#### Your goal:
Rewrite each item below as a numbered list of its lines. Drop any blank lines, and leave the pictures out of your answer.

[Start]

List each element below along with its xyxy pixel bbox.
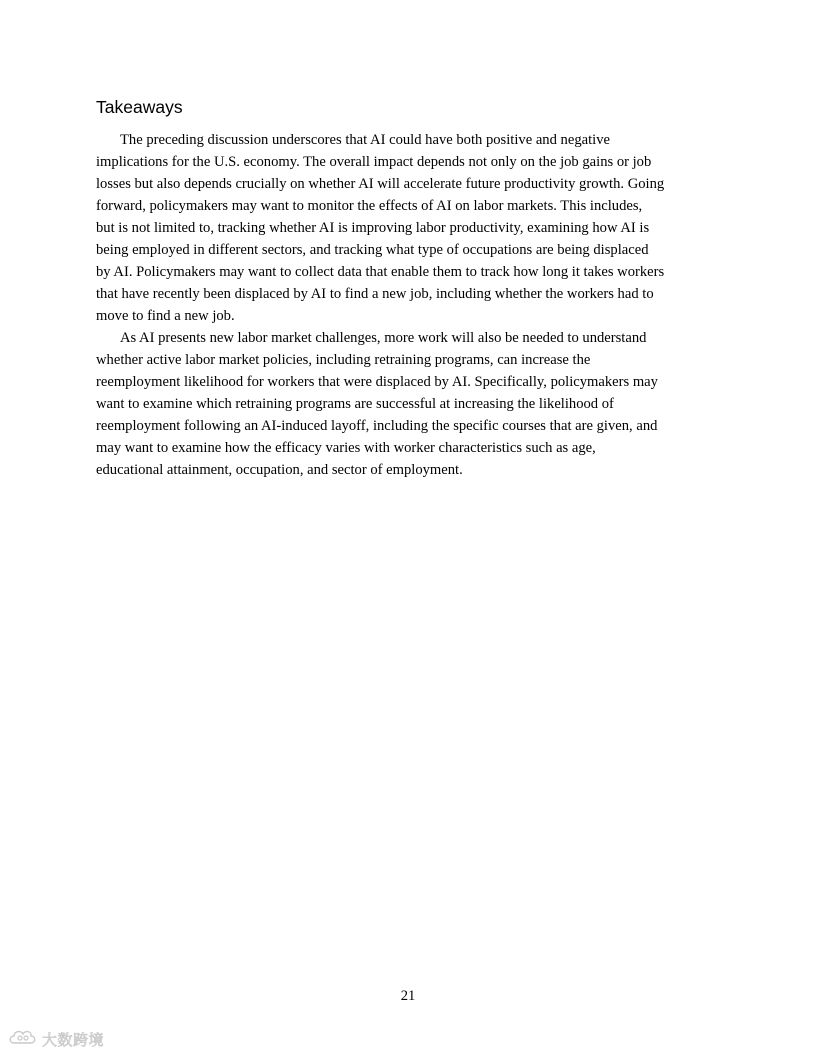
text-line: implications for the U.S. economy. The overall impact depends not only on the job gains or job [96, 154, 652, 170]
text-line: whether active labor market policies, including retraining programs, can increase the [96, 352, 591, 368]
watermark-text: 大数跨境 [42, 1031, 105, 1049]
text-line: that have recently been displaced by AI to find a new job, including whether the workers had to [96, 286, 654, 302]
watermark [8, 1028, 104, 1051]
cloud-logo-icon [8, 1028, 38, 1051]
text-line: reemployment likelihood for workers that were displaced by AI. Specifically, policymakers may [96, 374, 658, 390]
text-line: As AI presents new labor market challenges, more work will also be needed to understand [120, 330, 647, 346]
text-line: reemployment following an AI-induced layoff, including the specific courses that are given, and [96, 418, 658, 434]
text-line: want to examine which retraining programs are successful at increasing the likelihood of [96, 396, 614, 412]
text-line: may want to examine how the efficacy varies with worker characteristics such as age, [96, 440, 596, 456]
text-line: but is not limited to, tracking whether AI is improving labor productivity, examining how AI is [96, 220, 650, 236]
paragraph-1 [96, 129, 726, 327]
page-number: 21 [400, 988, 416, 1004]
text-line: by AI. Policymakers may want to collect data that enable them to track how long it takes workers [96, 264, 665, 280]
text-line: The preceding discussion underscores that AI could have both positive and negative [120, 132, 610, 148]
text-line: losses but also depends crucially on whether AI will accelerate future productivity growth. Going [96, 176, 665, 192]
text-line: move to find a new job. [96, 308, 235, 324]
body-text [96, 129, 726, 481]
text-line: educational attainment, occupation, and sector of employment. [96, 462, 463, 478]
section-heading: Takeaways [96, 97, 183, 117]
text-line: being employed in different sectors, and tracking what type of occupations are being displaced [96, 242, 649, 258]
text-line: forward, policymakers may want to monitor the effects of AI on labor markets. This includes, [96, 198, 643, 214]
paragraph-2 [96, 327, 726, 481]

[End]

#### Solution to the exercise:
1. List each element below along with its xyxy pixel bbox.
2. text-line: implications for the U.S. economy. The overall impact depends not only on the job gains or job [96, 154, 652, 170]
3. text-line: whether active labor market policies, including retraining programs, can increase the [96, 352, 591, 368]
4. watermark-text: 大数跨境 [42, 1031, 105, 1049]
5. text-line: that have recently been displaced by AI to find a new job, including whether the workers had to [96, 286, 654, 302]
6. watermark [8, 1028, 104, 1051]
7. cloud-logo-icon [8, 1028, 38, 1051]
8. text-line: reemployment likelihood for workers that were displaced by AI. Specifically, policymakers may [96, 374, 658, 390]
9. text-line: As AI presents new labor market challenges, more work will also be needed to understand [120, 330, 647, 346]
10. text-line: reemployment following an AI-induced layoff, including the specific courses that are given, and [96, 418, 658, 434]
11. text-line: want to examine which retraining programs are successful at increasing the likelihood of [96, 396, 614, 412]
12. text-line: may want to examine how the efficacy varies with worker characteristics such as age, [96, 440, 596, 456]
13. text-line: but is not limited to, tracking whether AI is improving labor productivity, examining how AI is [96, 220, 650, 236]
14. paragraph-1 [96, 129, 726, 327]
15. page-number: 21 [400, 988, 416, 1004]
16. text-line: by AI. Policymakers may want to collect data that enable them to track how long it takes workers [96, 264, 665, 280]
17. text-line: The preceding discussion underscores that AI could have both positive and negative [120, 132, 610, 148]
18. text-line: losses but also depends crucially on whether AI will accelerate future productivity growth. Going [96, 176, 665, 192]
19. text-line: move to find a new job. [96, 308, 235, 324]
20. body-text [96, 129, 726, 481]
21. text-line: educational attainment, occupation, and sector of employment. [96, 462, 463, 478]
22. section-heading: Takeaways [96, 97, 183, 117]
23. text-line: being employed in different sectors, and tracking what type of occupations are being displaced [96, 242, 649, 258]
24. text-line: forward, policymakers may want to monitor the effects of AI on labor markets. This includes, [96, 198, 643, 214]
25. paragraph-2 [96, 327, 726, 481]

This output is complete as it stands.